_WHAT THE EXERCISE ASKS_.
Report back each line of the records that contains the string "papa".

-- start of SUPPLIED RECORDS --

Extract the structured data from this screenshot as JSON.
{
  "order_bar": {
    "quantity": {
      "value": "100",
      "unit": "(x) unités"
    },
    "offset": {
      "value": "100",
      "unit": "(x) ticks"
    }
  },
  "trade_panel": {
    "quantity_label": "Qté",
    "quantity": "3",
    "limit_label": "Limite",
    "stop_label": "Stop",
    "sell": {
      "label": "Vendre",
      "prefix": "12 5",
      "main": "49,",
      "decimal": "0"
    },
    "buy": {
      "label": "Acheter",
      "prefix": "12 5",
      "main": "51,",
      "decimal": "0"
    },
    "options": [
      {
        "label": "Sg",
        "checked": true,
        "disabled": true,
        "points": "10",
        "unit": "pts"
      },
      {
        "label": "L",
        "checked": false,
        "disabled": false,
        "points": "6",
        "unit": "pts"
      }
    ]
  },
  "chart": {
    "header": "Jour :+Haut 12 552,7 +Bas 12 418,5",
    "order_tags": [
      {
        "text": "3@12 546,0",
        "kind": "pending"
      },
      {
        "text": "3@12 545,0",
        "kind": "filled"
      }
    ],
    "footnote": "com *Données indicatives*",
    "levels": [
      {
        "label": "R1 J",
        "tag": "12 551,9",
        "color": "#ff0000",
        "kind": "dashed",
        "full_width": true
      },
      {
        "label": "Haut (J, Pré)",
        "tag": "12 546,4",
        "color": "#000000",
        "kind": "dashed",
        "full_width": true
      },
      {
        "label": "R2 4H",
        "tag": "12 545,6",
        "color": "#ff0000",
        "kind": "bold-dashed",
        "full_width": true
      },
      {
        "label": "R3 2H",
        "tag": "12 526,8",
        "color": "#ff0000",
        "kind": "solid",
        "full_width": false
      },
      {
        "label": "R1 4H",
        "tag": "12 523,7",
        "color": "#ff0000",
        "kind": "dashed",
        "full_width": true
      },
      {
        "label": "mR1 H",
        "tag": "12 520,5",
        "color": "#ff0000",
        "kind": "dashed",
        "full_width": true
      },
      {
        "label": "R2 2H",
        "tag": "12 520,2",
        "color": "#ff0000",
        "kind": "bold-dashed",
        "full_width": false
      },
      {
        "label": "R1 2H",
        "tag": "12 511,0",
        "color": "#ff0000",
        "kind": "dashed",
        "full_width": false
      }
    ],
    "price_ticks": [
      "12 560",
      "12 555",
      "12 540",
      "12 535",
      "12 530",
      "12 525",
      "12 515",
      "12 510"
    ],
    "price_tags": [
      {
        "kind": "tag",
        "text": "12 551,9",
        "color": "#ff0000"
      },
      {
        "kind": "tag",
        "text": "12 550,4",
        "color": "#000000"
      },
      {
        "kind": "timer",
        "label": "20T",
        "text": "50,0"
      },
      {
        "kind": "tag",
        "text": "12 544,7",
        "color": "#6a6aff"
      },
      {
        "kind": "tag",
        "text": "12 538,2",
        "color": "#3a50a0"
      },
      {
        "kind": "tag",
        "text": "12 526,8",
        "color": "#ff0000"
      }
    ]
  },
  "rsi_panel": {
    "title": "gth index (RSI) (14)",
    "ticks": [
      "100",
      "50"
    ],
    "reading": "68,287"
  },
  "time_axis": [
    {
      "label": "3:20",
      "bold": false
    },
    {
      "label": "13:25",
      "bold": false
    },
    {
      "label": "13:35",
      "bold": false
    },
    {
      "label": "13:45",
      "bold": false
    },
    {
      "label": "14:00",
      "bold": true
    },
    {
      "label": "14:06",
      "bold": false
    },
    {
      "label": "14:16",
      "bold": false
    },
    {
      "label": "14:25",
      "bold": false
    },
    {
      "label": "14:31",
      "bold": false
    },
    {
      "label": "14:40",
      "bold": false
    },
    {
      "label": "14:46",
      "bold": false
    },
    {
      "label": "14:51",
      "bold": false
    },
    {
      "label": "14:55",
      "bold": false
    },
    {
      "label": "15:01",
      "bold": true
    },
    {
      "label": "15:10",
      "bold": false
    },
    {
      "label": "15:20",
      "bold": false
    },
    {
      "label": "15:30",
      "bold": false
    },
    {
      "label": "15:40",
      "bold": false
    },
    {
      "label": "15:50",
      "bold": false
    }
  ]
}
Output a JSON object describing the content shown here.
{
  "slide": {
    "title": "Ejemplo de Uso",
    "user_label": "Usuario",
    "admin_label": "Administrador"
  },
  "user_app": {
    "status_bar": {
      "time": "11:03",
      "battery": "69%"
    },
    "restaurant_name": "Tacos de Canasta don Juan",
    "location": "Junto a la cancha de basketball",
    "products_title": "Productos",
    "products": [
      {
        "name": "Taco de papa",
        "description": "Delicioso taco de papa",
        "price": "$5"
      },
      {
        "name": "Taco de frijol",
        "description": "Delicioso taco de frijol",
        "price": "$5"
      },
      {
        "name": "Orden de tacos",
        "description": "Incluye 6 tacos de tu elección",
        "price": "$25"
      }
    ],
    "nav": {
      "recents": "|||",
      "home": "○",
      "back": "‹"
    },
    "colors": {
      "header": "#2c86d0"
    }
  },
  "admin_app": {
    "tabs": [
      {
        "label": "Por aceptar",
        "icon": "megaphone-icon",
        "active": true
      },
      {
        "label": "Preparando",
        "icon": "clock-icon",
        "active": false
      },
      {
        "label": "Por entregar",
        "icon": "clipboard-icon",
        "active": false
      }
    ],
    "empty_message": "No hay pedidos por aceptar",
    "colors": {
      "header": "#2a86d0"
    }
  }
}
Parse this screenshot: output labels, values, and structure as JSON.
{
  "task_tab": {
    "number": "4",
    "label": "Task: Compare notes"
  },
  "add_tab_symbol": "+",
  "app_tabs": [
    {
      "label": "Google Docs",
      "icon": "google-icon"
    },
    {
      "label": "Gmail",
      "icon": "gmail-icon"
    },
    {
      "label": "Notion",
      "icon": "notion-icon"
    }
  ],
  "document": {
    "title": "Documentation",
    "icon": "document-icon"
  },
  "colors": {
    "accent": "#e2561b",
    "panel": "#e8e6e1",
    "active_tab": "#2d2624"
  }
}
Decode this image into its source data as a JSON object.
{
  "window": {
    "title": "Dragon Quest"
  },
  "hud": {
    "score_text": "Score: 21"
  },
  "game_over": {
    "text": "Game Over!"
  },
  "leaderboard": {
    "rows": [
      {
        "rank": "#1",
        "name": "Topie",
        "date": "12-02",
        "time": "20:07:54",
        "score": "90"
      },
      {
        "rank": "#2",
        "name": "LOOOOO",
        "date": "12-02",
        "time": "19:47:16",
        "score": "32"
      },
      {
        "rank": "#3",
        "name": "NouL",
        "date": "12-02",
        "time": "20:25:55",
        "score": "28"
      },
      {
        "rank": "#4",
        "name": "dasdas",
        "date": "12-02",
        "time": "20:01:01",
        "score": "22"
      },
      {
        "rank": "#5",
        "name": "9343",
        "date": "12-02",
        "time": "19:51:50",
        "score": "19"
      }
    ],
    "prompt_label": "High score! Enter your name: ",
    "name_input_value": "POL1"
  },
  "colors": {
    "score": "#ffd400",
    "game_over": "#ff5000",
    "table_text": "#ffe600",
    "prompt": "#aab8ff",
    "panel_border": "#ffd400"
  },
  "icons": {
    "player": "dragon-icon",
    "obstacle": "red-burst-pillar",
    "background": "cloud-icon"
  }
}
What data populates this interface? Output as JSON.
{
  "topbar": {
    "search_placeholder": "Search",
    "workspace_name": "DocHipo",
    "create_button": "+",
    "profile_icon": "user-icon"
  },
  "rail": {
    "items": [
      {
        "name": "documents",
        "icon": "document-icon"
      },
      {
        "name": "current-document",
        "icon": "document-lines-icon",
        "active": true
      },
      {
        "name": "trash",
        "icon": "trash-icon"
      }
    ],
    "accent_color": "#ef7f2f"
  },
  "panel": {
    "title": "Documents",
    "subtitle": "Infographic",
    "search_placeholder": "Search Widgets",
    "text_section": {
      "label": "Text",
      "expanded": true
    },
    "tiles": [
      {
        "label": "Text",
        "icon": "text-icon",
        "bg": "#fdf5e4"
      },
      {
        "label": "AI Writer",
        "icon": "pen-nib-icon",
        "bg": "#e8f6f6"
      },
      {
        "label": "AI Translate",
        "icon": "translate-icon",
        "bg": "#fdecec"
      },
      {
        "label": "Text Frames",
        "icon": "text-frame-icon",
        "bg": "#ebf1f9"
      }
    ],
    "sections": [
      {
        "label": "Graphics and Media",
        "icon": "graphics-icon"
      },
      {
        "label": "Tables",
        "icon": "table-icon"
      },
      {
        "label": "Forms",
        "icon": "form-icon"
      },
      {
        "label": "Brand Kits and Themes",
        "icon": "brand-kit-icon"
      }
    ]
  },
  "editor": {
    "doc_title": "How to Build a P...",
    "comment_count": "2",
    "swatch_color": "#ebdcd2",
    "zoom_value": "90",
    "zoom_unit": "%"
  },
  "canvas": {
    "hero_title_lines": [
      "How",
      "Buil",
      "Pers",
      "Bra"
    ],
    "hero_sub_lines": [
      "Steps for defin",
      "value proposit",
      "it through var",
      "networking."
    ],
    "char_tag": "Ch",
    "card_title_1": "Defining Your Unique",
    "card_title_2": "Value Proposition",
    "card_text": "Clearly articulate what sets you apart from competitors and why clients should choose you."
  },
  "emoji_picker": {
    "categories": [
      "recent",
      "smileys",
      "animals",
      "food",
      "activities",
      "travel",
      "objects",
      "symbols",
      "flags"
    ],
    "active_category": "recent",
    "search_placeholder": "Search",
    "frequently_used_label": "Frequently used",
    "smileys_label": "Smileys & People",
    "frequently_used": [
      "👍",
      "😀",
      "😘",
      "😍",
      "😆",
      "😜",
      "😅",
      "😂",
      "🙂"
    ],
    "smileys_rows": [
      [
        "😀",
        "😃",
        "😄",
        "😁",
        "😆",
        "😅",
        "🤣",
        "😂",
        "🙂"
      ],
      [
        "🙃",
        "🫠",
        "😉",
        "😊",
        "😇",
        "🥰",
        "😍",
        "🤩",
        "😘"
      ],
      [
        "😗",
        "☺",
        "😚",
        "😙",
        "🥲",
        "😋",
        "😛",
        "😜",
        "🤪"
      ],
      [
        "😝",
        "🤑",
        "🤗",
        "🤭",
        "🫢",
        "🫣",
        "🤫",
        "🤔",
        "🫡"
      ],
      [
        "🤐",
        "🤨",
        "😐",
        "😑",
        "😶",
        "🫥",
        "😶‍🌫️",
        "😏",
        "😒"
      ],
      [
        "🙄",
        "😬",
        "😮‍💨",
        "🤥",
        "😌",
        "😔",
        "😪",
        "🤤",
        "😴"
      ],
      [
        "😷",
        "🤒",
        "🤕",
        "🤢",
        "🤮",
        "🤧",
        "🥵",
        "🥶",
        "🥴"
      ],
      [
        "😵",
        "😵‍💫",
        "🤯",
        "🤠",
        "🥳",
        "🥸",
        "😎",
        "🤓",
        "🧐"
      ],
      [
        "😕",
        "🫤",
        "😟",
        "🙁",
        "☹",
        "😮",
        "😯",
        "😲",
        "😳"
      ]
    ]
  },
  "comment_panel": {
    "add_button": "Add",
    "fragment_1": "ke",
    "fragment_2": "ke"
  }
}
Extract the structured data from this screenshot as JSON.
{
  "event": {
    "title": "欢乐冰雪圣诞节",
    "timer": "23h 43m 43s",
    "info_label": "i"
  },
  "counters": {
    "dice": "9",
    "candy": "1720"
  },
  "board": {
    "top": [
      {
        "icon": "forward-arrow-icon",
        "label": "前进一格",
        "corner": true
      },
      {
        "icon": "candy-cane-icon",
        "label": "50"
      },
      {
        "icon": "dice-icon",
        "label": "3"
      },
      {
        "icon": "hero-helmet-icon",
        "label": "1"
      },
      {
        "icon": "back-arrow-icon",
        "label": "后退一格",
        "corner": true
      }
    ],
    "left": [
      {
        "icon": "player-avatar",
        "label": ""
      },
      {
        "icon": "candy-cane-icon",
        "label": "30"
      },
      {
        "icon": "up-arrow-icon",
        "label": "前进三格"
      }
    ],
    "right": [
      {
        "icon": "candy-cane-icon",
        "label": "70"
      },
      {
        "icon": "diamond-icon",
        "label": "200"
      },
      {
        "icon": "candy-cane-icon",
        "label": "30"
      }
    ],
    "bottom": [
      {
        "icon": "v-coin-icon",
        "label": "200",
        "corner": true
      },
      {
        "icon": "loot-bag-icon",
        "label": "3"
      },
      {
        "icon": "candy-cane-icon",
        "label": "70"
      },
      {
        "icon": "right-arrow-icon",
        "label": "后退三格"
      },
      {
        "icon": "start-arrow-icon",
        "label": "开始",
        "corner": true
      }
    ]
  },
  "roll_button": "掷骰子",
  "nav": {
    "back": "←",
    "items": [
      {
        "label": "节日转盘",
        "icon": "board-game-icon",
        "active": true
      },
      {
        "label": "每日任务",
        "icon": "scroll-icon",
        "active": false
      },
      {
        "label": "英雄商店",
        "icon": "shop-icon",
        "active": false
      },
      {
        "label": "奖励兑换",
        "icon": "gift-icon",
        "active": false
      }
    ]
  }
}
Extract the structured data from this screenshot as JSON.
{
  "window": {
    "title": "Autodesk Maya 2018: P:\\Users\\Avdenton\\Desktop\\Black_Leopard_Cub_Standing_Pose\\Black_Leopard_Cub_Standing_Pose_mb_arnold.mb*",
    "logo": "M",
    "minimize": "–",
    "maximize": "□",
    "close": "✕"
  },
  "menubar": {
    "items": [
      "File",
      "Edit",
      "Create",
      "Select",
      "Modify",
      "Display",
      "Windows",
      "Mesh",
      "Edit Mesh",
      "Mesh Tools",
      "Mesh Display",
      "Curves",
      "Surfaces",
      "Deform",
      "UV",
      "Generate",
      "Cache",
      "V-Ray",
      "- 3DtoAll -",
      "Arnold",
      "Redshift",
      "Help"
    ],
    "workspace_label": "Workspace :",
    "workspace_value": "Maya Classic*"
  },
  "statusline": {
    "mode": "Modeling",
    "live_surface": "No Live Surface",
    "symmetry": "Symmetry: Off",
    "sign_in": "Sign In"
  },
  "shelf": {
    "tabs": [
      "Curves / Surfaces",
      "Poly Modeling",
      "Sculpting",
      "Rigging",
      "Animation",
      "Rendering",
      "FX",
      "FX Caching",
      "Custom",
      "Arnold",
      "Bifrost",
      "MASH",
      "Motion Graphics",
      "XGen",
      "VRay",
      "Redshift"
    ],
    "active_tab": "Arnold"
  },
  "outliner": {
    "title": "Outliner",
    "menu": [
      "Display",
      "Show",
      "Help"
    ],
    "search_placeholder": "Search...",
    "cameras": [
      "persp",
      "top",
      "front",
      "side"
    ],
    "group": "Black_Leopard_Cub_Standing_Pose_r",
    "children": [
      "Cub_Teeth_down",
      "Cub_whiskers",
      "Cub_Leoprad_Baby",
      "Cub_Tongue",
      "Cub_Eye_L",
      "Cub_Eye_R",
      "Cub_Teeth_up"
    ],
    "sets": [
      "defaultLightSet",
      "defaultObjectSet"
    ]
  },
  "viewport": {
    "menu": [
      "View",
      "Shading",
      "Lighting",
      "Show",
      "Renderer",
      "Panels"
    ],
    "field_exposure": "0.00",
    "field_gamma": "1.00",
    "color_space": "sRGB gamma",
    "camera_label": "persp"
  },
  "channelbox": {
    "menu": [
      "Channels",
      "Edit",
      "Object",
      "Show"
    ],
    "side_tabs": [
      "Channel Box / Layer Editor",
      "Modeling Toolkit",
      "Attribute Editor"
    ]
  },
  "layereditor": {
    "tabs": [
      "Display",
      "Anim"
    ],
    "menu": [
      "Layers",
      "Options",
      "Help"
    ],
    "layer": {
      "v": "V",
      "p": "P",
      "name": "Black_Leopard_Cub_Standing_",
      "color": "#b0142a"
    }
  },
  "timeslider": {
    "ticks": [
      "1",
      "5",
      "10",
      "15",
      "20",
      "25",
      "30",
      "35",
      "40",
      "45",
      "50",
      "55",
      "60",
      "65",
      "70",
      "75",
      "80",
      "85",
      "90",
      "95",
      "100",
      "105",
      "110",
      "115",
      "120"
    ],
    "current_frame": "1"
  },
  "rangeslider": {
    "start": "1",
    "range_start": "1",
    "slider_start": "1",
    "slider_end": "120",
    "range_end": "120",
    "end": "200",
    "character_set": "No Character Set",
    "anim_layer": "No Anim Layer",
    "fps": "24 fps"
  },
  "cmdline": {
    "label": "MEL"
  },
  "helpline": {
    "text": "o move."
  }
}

-- end of SUPPLIED RECORDS --

_OUTPUT OF THE EXERCISE_.
        "name": "Taco de papa",
        "description": "Delicioso taco de papa",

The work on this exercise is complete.